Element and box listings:
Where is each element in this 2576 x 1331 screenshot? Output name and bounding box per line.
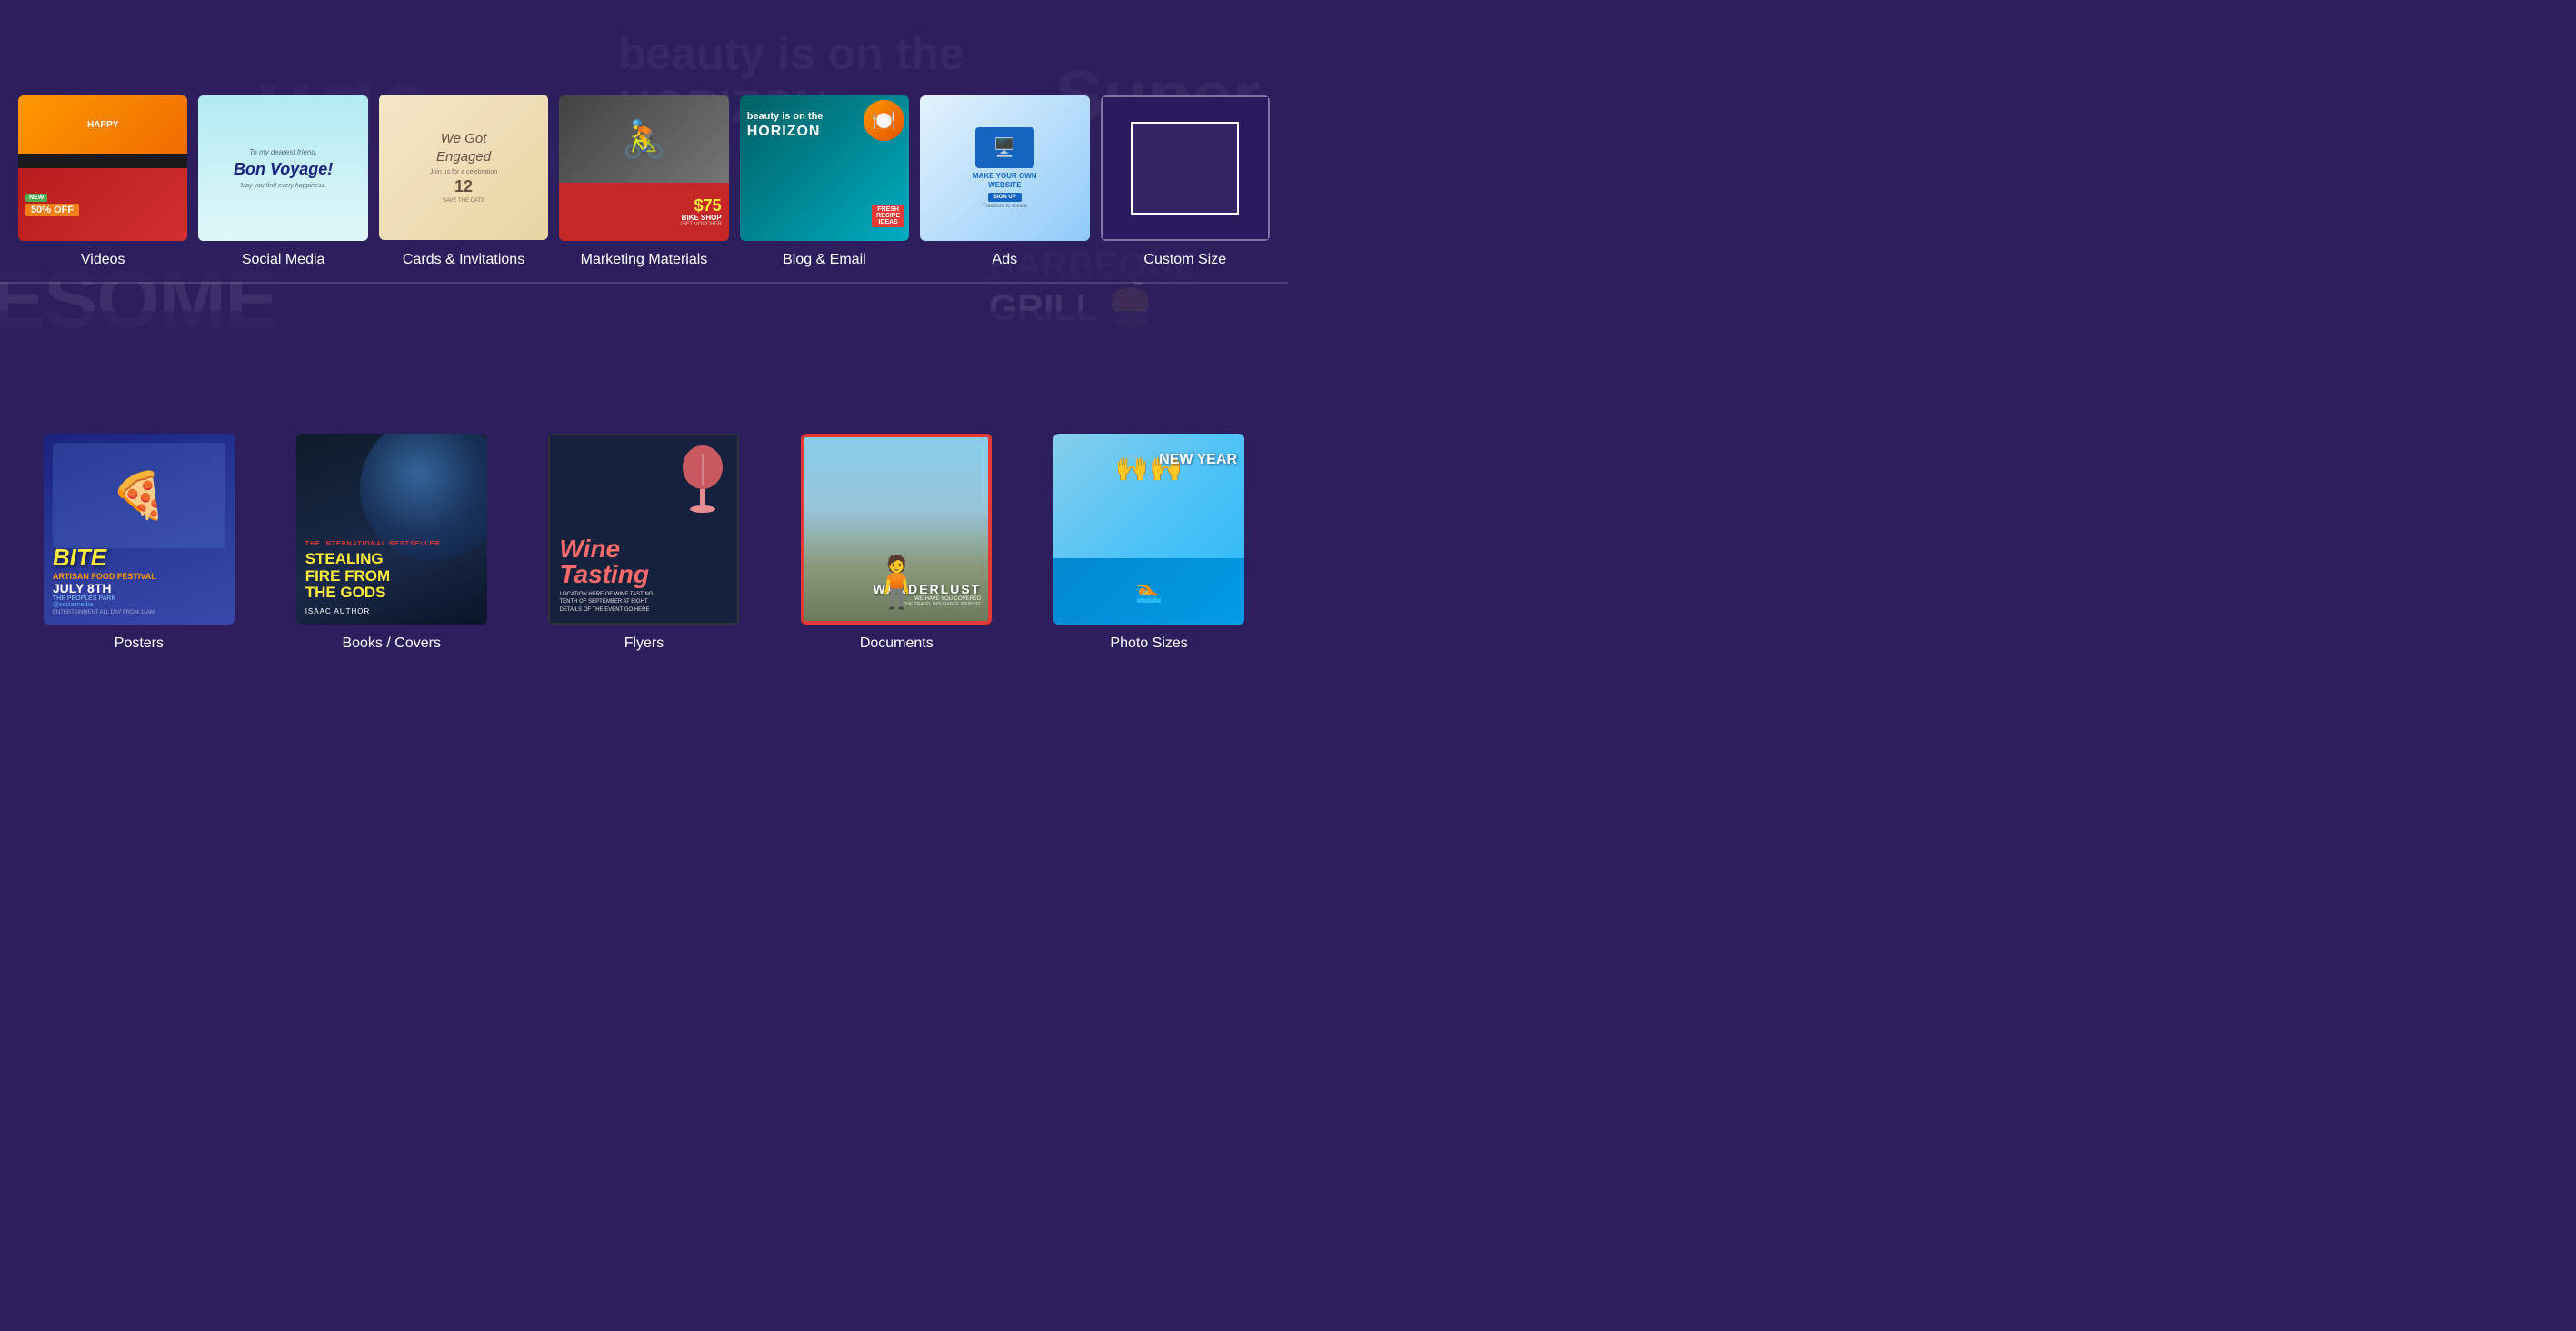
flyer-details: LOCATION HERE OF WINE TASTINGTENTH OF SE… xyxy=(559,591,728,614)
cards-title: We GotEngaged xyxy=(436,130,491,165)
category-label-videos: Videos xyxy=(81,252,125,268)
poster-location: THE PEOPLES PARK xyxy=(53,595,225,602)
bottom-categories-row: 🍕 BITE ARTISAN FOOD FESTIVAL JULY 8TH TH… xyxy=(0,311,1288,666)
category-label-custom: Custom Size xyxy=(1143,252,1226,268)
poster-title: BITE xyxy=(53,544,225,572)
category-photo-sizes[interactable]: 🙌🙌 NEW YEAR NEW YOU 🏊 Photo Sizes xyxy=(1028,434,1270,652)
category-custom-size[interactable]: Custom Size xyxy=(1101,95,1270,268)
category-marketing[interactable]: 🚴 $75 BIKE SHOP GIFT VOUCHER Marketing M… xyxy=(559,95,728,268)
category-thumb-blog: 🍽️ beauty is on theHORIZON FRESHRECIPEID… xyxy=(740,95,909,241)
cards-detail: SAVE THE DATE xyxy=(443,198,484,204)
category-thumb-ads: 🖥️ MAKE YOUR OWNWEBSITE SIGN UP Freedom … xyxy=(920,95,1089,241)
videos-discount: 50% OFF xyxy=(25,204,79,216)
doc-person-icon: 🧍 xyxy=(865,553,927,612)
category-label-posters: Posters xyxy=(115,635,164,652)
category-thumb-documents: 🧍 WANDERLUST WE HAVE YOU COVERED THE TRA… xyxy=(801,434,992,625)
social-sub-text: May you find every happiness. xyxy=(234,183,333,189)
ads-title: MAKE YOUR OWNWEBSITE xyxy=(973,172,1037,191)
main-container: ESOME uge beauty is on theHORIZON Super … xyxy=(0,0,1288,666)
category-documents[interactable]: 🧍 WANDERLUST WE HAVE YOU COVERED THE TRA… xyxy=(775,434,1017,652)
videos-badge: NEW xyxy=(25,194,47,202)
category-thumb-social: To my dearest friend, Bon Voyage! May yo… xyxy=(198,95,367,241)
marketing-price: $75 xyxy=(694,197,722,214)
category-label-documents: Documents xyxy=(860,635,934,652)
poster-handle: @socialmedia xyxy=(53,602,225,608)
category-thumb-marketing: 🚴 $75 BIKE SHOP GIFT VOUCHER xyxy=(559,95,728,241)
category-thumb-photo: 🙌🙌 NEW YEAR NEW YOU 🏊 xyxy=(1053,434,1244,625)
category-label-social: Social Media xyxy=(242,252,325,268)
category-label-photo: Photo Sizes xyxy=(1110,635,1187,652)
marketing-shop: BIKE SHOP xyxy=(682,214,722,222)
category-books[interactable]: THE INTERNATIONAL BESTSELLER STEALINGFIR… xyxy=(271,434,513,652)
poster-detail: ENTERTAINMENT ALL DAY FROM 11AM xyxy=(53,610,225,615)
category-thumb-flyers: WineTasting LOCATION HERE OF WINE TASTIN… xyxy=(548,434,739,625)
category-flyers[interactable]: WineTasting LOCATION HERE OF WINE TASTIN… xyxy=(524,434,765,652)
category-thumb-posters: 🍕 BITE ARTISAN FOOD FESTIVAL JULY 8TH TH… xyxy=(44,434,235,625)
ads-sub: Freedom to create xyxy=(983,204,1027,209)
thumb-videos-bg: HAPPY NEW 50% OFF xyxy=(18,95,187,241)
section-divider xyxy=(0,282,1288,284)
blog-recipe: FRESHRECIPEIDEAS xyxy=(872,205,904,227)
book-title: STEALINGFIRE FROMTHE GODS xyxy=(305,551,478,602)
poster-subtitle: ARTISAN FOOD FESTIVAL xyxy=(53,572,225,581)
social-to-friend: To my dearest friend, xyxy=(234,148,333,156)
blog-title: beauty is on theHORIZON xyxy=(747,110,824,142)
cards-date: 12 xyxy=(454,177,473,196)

- _WRITTEN EXERCISE_
Report each line of the material that contains the string "VOUCHER", copying the whole line. Only matches in the same letter case count.

- _TASK ANSWER_
category-marketing[interactable]: 🚴 $75 BIKE SHOP GIFT VOUCHER Marketing M… xyxy=(559,95,728,268)
category-thumb-marketing: 🚴 $75 BIKE SHOP GIFT VOUCHER xyxy=(559,95,728,241)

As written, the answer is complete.